▶ READING PASSAGE:
# # #

But even earlier, Feld had found an important mentor in his Uncle George, an electrical engineer who worked in the field of radio and television. “He always talked to me about technical things and, using his textbooks from City College of New York, introduced me to math concepts years before I learned them in school,” says Feld. “That made a huge difference for me, as my father had died at a young age.”
It is clear from talking with Feld that he is effectively “paying forward” his uncle’s gift of encouragement. One way he does this is in acting on his deeply held beliefs about encouraging underrepresented minorities in science. He has graduated five African American Ph.D.s, the first of whom was Ron McNair, who went on to become the first black astronaut scientist and, sadly, died in the 1986 Challenger accident.
“My goals in this area are generally modest,” says Feld. I know I can’t change the world, but I feel I can effectively change my own institution.” He has chaired and cochaired several efforts including MIT’s Martin Luther King committee. This group developed the Martin Luther King Visiting Professor program, in which up to a dozen minority professors each year come to MIT for one- to two-year visits. More than 60 MLK visiting professors have come to MIT through this program. Feld views this as a temporary measure to fill the current void of the presence of underrepresented minority faculty members at MIT. These MLK visiting professors have no obligation to work on minority issues when they come; rather they engage in scholarship and teaching, as do all other MIT professors, and thus serve an important function as role models—for both the minority and majority students.
“This committee, and the earlier Equal Opportunity Committee, which I also chaired, has played an activist role,” says Feld. “Each of the four MIT presidents with whom I’ve worked has warmly welcomed my initiatives in this area.” Feld has won three MIT awards for his activist role, including the 2008 Martin Luther King Jr. Achievement Award, given by the MIT Campus Committee on Race and Diversity to honor his “extensive and persistent efforts to make MIT a more open, more welcoming, and more harmonious workplace.”

# # #

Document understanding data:

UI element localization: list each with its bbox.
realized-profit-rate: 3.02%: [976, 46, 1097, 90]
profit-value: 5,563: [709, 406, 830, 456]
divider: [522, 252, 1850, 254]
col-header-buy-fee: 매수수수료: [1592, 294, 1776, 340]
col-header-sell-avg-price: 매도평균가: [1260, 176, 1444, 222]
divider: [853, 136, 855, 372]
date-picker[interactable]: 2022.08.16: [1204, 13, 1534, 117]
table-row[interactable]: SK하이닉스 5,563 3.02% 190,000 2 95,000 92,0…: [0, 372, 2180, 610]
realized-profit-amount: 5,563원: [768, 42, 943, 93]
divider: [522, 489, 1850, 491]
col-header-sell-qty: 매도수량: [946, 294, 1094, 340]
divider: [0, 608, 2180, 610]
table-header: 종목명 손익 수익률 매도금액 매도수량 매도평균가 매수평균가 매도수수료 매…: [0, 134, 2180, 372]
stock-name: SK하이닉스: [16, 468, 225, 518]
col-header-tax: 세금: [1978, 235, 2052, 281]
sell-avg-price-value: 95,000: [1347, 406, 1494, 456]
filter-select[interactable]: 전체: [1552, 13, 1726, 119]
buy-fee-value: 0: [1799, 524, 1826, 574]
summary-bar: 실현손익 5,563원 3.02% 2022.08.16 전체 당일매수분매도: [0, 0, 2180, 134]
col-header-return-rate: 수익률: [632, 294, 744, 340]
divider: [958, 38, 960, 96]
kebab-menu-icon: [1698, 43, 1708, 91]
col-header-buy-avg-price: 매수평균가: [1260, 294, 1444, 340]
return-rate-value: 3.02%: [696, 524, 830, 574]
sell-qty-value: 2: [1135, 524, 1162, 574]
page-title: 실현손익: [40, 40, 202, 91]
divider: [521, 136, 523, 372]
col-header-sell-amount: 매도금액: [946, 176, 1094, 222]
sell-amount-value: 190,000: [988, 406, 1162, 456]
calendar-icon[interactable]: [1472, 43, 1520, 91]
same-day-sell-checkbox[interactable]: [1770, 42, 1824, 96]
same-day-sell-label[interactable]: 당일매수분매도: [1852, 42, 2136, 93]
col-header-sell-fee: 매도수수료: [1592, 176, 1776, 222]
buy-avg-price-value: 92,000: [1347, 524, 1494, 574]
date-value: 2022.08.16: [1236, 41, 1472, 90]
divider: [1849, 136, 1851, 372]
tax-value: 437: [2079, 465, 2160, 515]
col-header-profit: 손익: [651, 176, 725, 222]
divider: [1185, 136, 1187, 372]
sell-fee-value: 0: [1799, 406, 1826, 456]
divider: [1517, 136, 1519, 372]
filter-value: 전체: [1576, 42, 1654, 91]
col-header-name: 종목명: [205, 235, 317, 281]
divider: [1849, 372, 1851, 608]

# # #

Copy the passage about Feld from "It is clear" to "1986 Challenger accident.", switching "Ron McNair" to "Ronald McNair". None of the records matter here.

It is clear from talking with Feld that he is effectively “paying forward” his uncle’s gift of encouragement. One way he does this is in acting on his deeply held beliefs about encouraging underrepresented minorities in science. He has graduated five African American Ph.D.s, the first of whom was Ronald McNair, who went on to become the first black astronaut scientist and, sadly, died in the 1986 Challenger accident.